**Given exercise:** Pick out all lines with the word "Assembly" from the records that follow.

**Given data:**
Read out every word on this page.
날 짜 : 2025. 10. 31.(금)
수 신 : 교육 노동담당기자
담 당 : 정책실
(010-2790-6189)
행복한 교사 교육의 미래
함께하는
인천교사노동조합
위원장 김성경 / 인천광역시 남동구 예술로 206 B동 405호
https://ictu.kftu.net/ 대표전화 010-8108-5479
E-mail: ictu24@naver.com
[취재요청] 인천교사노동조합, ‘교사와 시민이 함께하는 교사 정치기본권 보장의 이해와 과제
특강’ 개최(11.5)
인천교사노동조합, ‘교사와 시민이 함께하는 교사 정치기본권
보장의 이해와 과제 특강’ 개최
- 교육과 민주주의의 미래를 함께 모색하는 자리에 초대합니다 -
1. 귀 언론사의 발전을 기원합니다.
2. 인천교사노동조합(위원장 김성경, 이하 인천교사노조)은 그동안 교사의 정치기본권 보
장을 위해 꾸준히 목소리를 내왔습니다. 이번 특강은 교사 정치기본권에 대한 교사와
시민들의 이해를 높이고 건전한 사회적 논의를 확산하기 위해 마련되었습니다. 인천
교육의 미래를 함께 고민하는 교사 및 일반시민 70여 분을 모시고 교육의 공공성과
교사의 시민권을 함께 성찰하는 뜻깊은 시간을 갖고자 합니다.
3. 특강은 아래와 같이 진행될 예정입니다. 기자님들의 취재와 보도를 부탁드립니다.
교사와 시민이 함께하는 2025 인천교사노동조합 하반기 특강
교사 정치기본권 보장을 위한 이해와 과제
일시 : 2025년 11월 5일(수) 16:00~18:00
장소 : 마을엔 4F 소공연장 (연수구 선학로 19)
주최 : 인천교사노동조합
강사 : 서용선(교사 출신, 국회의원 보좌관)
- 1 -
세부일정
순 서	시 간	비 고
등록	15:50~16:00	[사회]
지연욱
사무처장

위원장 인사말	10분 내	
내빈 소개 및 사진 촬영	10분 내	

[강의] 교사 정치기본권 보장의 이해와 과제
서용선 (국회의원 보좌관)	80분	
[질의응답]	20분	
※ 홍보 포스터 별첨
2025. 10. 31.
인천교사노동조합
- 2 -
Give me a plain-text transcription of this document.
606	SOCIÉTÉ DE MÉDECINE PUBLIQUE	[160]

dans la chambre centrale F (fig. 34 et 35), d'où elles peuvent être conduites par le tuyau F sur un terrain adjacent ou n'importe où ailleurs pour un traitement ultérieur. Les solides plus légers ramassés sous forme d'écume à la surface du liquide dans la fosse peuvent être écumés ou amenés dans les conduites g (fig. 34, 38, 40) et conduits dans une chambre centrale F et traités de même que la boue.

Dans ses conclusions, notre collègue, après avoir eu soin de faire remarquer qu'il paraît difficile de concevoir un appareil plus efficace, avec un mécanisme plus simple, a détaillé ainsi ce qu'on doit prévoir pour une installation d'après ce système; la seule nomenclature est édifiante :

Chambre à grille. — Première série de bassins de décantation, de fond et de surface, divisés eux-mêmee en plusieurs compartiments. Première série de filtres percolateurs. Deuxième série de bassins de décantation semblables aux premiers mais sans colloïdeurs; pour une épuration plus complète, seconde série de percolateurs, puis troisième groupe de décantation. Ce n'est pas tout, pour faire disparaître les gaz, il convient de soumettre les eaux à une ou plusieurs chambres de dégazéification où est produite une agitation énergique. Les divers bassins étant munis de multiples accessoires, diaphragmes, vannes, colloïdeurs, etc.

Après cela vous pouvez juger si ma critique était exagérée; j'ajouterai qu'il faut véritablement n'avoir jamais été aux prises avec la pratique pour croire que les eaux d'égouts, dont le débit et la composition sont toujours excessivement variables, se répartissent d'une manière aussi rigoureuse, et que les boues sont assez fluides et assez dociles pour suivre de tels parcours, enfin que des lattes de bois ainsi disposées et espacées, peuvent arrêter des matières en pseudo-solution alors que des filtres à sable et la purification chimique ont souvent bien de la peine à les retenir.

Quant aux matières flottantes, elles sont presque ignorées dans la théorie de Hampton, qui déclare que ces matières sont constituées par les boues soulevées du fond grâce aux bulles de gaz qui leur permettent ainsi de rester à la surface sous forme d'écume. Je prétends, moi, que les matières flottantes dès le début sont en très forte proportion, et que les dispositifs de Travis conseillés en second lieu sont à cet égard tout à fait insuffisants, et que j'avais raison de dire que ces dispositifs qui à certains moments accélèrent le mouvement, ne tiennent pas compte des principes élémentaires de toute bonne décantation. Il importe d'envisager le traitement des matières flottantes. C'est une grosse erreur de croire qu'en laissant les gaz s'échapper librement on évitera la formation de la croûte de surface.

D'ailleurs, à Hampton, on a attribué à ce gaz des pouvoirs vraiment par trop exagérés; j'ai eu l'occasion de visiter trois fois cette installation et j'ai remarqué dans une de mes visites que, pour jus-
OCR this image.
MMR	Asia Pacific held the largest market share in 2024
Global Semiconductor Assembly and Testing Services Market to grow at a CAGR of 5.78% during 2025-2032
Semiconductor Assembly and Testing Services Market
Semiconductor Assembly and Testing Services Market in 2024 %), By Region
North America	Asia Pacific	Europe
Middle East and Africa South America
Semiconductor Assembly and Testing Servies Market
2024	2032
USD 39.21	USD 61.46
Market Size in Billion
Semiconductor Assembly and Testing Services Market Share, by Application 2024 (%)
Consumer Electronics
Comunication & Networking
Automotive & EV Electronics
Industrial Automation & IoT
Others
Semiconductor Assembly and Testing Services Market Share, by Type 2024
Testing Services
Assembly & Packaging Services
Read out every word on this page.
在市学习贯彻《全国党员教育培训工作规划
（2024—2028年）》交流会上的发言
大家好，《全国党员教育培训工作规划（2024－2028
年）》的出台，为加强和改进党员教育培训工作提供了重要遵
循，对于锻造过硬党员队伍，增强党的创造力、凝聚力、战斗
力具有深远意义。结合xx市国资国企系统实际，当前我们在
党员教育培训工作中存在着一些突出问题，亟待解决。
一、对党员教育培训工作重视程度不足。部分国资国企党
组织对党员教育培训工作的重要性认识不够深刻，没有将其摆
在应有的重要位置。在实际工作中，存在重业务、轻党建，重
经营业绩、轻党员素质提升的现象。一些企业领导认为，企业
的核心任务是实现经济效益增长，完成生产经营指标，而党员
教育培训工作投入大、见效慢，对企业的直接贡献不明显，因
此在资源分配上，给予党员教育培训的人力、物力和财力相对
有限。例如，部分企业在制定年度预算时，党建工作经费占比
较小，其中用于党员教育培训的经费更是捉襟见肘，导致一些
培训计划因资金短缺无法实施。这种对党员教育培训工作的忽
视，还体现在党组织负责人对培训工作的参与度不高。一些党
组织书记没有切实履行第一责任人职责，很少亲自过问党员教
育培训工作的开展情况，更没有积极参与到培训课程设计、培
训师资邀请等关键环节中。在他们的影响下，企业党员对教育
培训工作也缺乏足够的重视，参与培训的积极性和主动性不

**Completed exercise:**
Global Semiconductor Assembly and Testing Services Market to grow at a CAGR of 5.78% during 2025-2032
Semiconductor Assembly and Testing Services Market
Semiconductor Assembly and Testing Services Market in 2024 %), By Region
Semiconductor Assembly and Testing Servies Market
Semiconductor Assembly and Testing Services Market Share, by Application 2024 (%)
Semiconductor Assembly and Testing Services Market Share, by Type 2024
Assembly & Packaging Services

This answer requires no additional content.